> _Provided material_
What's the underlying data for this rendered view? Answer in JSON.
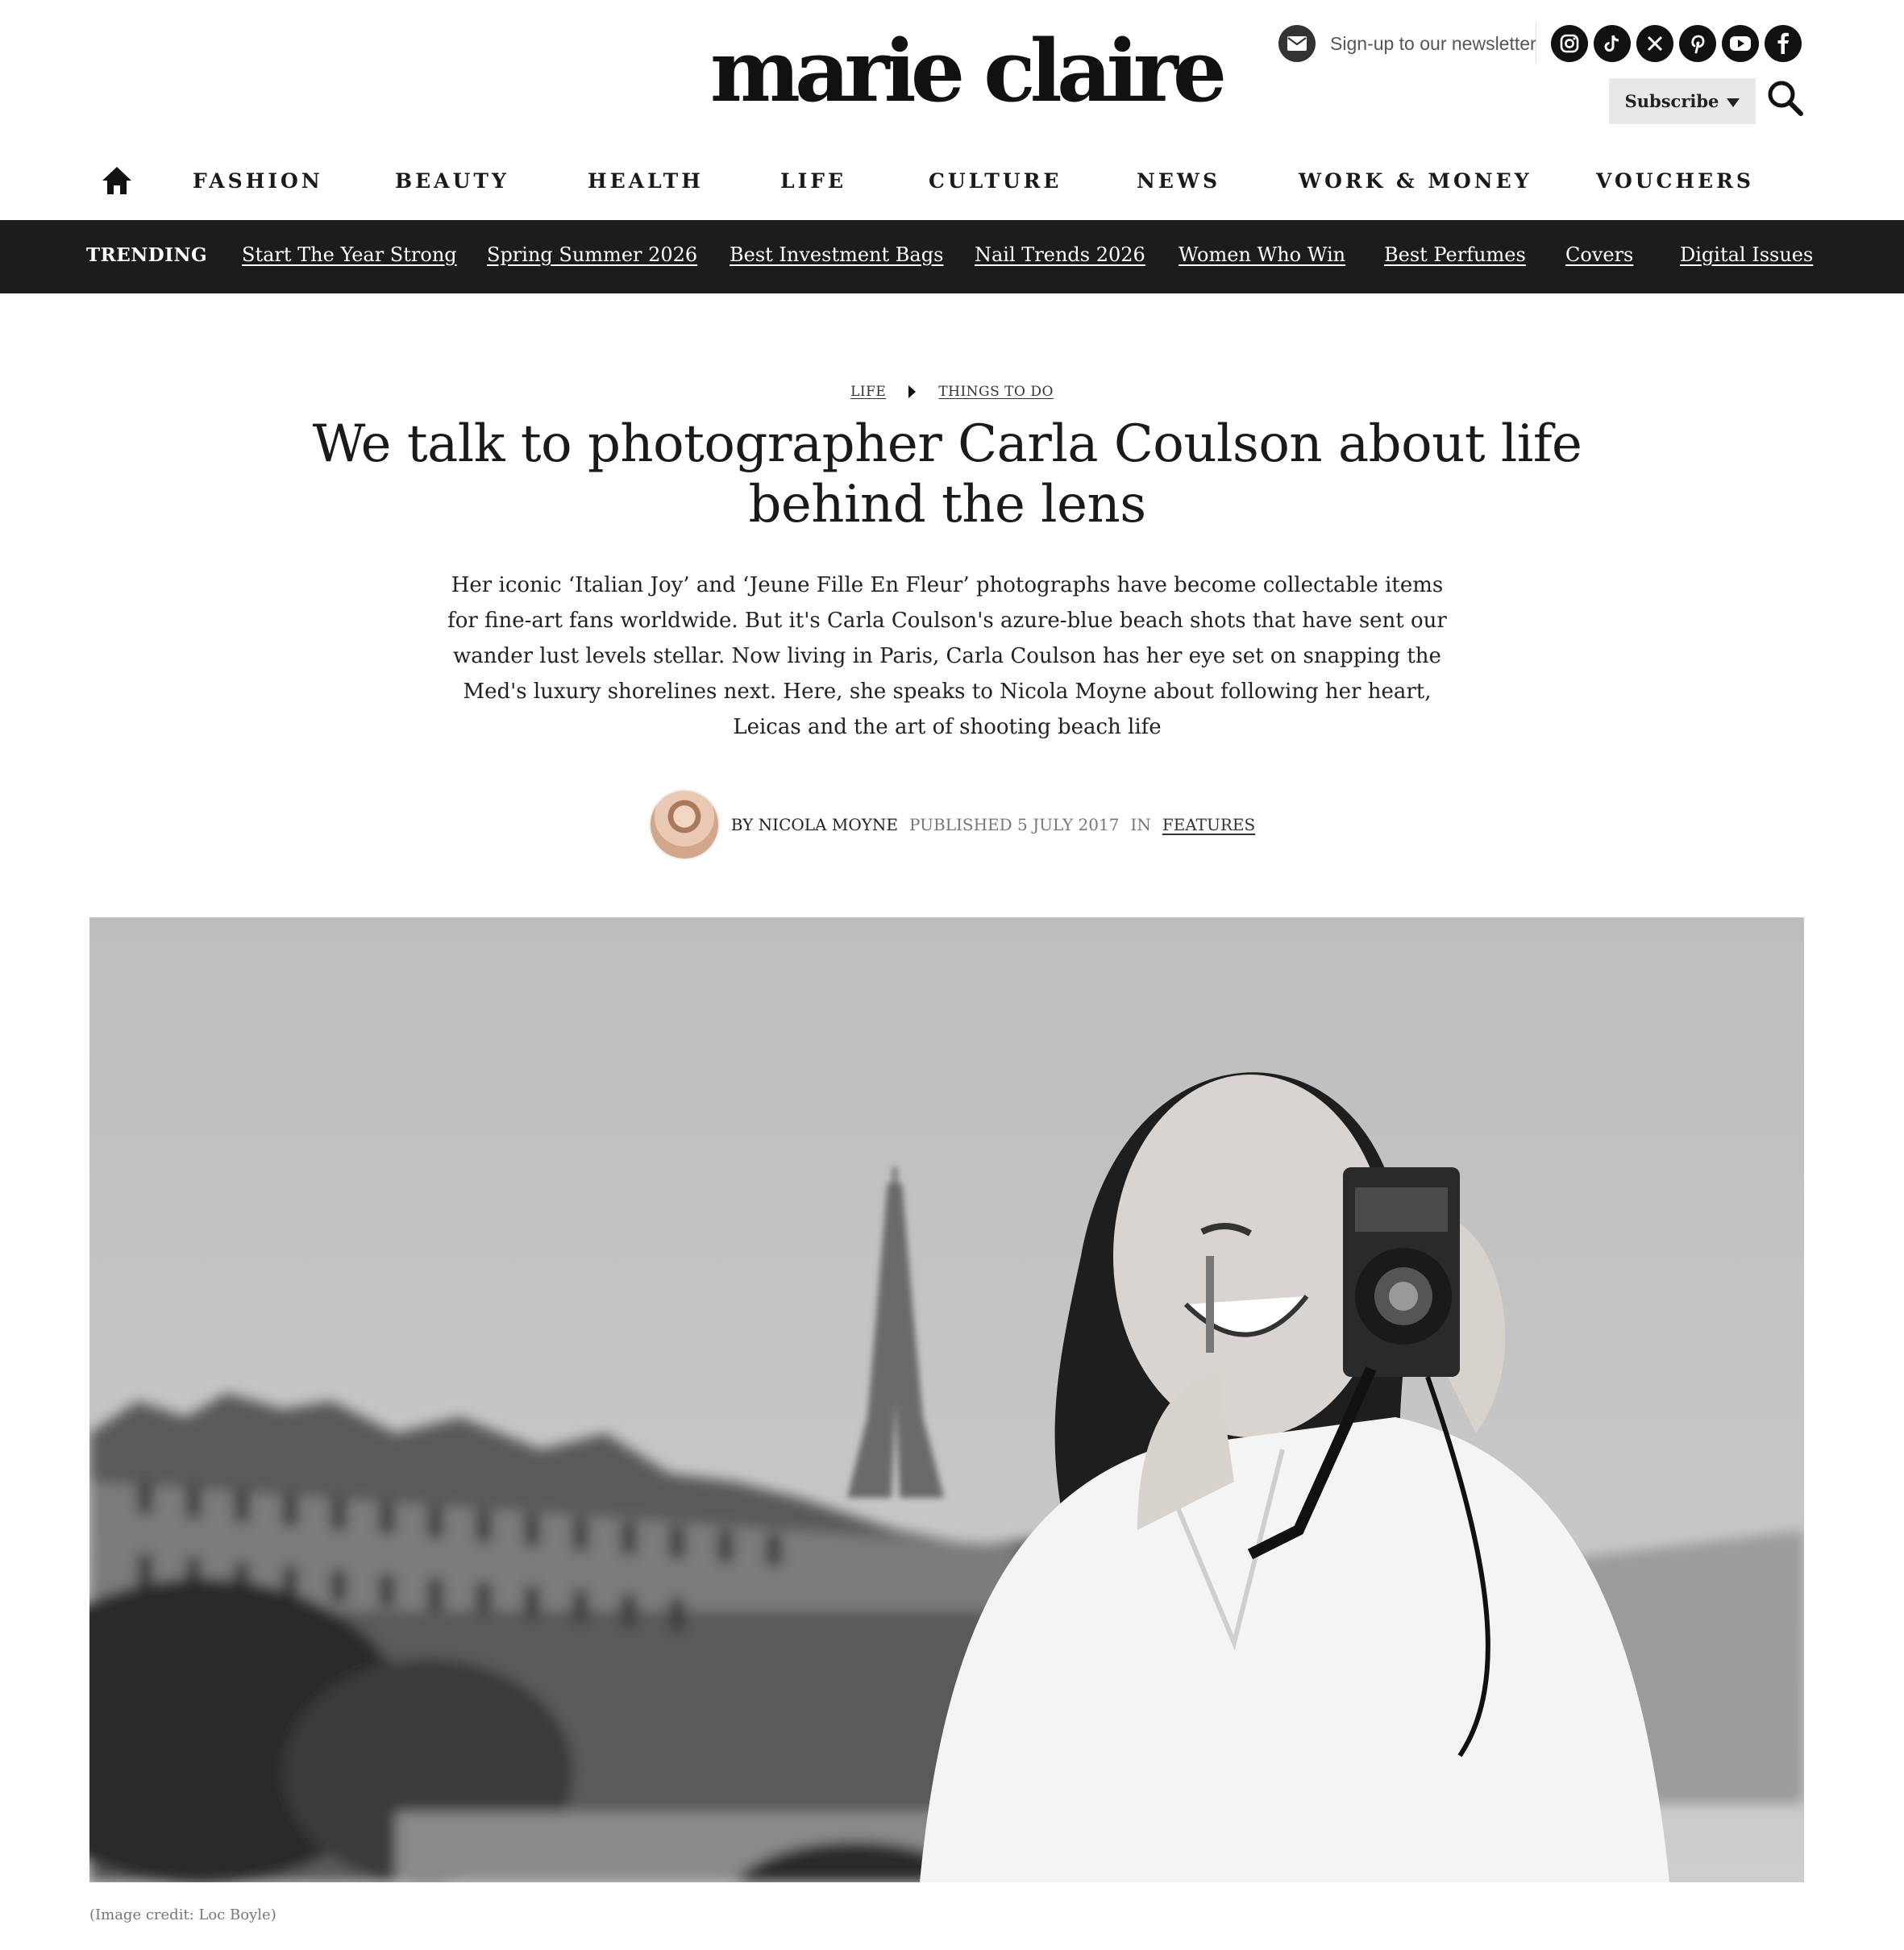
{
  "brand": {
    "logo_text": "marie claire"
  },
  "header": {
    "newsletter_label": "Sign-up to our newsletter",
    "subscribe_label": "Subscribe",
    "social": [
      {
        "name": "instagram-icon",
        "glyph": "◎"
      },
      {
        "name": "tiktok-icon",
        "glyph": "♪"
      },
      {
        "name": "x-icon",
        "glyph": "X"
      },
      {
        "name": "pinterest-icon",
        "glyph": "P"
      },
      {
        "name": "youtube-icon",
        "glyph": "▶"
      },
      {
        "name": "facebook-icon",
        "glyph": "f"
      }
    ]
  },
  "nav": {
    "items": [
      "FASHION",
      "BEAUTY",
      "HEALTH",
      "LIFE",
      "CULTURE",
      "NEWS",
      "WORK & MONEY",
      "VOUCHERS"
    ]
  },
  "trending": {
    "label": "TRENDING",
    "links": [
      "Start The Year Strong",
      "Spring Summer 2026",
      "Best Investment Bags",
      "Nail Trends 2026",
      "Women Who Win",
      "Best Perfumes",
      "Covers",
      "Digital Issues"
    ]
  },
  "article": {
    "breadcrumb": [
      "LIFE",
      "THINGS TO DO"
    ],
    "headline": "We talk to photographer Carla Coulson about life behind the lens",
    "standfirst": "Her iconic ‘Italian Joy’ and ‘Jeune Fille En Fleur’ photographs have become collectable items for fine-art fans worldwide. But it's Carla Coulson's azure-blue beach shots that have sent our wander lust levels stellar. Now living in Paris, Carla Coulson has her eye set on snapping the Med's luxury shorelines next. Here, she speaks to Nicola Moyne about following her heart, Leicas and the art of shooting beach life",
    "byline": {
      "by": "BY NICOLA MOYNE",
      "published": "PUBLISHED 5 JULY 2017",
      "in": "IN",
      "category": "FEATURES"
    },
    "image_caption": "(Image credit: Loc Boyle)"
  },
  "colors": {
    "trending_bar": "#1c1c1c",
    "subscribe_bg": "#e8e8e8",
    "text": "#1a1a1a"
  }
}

> _Goal_
Reproduce each line holding the word "Coulson".

> _Correct response_
    "headline": "We talk to photographer Carla Coulson about life behind the lens",
    "standfirst": "Her iconic ‘Italian Joy’ and ‘Jeune Fille En Fleur’ photographs have become collectable items for fine-art fans worldwide. But it's Carla Coulson's azure-blue beach shots that have sent our wander lust levels stellar. Now living in Paris, Carla Coulson has her eye set on snapping the Med's luxury shorelines next. Here, she speaks to Nicola Moyne about following her heart, Leicas and the art of shooting beach life",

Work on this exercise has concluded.